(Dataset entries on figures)
"""

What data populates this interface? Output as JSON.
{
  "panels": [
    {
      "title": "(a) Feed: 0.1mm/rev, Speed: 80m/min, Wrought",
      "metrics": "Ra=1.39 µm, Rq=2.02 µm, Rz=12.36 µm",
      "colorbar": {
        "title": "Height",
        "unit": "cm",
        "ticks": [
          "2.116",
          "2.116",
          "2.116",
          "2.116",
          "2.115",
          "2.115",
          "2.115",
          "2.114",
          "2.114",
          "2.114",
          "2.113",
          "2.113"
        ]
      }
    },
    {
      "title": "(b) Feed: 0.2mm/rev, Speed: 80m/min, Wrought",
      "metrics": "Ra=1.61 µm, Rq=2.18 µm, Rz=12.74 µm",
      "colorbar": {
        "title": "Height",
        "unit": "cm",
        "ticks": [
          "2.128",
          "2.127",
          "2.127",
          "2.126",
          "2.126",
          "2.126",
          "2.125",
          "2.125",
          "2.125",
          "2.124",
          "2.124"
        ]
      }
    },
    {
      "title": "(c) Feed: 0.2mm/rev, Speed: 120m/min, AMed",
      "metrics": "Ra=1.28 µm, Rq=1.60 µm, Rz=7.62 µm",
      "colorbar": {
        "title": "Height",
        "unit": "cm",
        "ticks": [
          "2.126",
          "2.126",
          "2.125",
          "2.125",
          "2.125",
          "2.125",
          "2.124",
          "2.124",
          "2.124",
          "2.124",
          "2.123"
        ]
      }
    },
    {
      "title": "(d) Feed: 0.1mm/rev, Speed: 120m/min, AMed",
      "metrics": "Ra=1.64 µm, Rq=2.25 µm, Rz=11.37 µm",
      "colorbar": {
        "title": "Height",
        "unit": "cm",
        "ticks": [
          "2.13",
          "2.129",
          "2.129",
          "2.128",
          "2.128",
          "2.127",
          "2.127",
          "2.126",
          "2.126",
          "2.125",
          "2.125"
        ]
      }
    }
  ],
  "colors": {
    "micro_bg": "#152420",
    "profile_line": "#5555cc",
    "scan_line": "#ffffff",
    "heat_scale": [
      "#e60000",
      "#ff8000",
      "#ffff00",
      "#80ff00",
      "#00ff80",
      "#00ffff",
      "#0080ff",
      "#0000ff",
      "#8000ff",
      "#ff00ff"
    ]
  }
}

"""

From the records above, extract every line exactly as it stands.

▶ _Complete response_
What data populates this interface? Output as JSON.
{
  "panels": [
    {
      "title": "(a) Feed: 0.1mm/rev, Speed: 80m/min, Wrought",
      "metrics": "Ra=1.39 µm, Rq=2.02 µm, Rz=12.36 µm",
      "colorbar": {
        "title": "Height",
        "unit": "cm",
        "ticks": [
          "2.116",
          "2.116",
          "2.116",
          "2.116",
          "2.115",
          "2.115",
          "2.115",
          "2.114",
          "2.114",
          "2.114",
          "2.113",
          "2.113"
        ]
      }
    },
    {
      "title": "(b) Feed: 0.2mm/rev, Speed: 80m/min, Wrought",
      "metrics": "Ra=1.61 µm, Rq=2.18 µm, Rz=12.74 µm",
      "colorbar": {
        "title": "Height",
        "unit": "cm",
        "ticks": [
          "2.128",
          "2.127",
          "2.127",
          "2.126",
          "2.126",
          "2.126",
          "2.125",
          "2.125",
          "2.125",
          "2.124",
          "2.124"
        ]
      }
    },
    {
      "title": "(c) Feed: 0.2mm/rev, Speed: 120m/min, AMed",
      "metrics": "Ra=1.28 µm, Rq=1.60 µm, Rz=7.62 µm",
      "colorbar": {
        "title": "Height",
        "unit": "cm",
        "ticks": [
          "2.126",
          "2.126",
          "2.125",
          "2.125",
          "2.125",
          "2.125",
          "2.124",
          "2.124",
          "2.124",
          "2.124",
          "2.123"
        ]
      }
    },
    {
      "title": "(d) Feed: 0.1mm/rev, Speed: 120m/min, AMed",
      "metrics": "Ra=1.64 µm, Rq=2.25 µm, Rz=11.37 µm",
      "colorbar": {
        "title": "Height",
        "unit": "cm",
        "ticks": [
          "2.13",
          "2.129",
          "2.129",
          "2.128",
          "2.128",
          "2.127",
          "2.127",
          "2.126",
          "2.126",
          "2.125",
          "2.125"
        ]
      }
    }
  ],
  "colors": {
    "micro_bg": "#152420",
    "profile_line": "#5555cc",
    "scan_line": "#ffffff",
    "heat_scale": [
      "#e60000",
      "#ff8000",
      "#ffff00",
      "#80ff00",
      "#00ff80",
      "#00ffff",
      "#0080ff",
      "#0000ff",
      "#8000ff",
      "#ff00ff"
    ]
  }
}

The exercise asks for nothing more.